Brief: Repeat every record below exactly as written.

Data entries
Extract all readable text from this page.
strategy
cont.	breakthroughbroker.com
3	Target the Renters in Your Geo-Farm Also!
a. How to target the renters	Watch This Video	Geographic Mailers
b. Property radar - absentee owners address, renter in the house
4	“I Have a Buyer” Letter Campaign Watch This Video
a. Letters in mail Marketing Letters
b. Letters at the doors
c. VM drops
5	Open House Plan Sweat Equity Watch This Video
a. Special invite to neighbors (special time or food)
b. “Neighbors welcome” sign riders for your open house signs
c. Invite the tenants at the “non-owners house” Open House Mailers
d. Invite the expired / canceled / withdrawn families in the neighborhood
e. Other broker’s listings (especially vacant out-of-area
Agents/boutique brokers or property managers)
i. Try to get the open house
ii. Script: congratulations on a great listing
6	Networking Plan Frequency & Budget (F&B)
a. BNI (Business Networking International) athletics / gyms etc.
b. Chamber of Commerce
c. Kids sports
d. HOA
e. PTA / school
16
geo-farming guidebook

Solution to this exercise:
Extract all readable text from this page.
strategy
cont.	breakthroughbroker.com
3	Target the Renters in Your Geo-Farm Also!
a. How to target the renters	Watch This Video	Geographic Mailers
b. Property radar - absentee owners address, renter in the house
4	“I Have a Buyer” Letter Campaign Watch This Video
a. Letters in mail Marketing Letters
b. Letters at the doors
c. VM drops
5	Open House Plan Sweat Equity Watch This Video
a. Special invite to neighbors (special time or food)
b. “Neighbors welcome” sign riders for your open house signs
c. Invite the tenants at the “non-owners house” Open House Mailers
d. Invite the expired / canceled / withdrawn families in the neighborhood
e. Other broker’s listings (especially vacant out-of-area
Agents/boutique brokers or property managers)
i. Try to get the open house
ii. Script: congratulations on a great listing
6	Networking Plan Frequency & Budget (F&B)
a. BNI (Business Networking International) athletics / gyms etc.
b. Chamber of Commerce
c. Kids sports
d. HOA
e. PTA / school
16
geo-farming guidebook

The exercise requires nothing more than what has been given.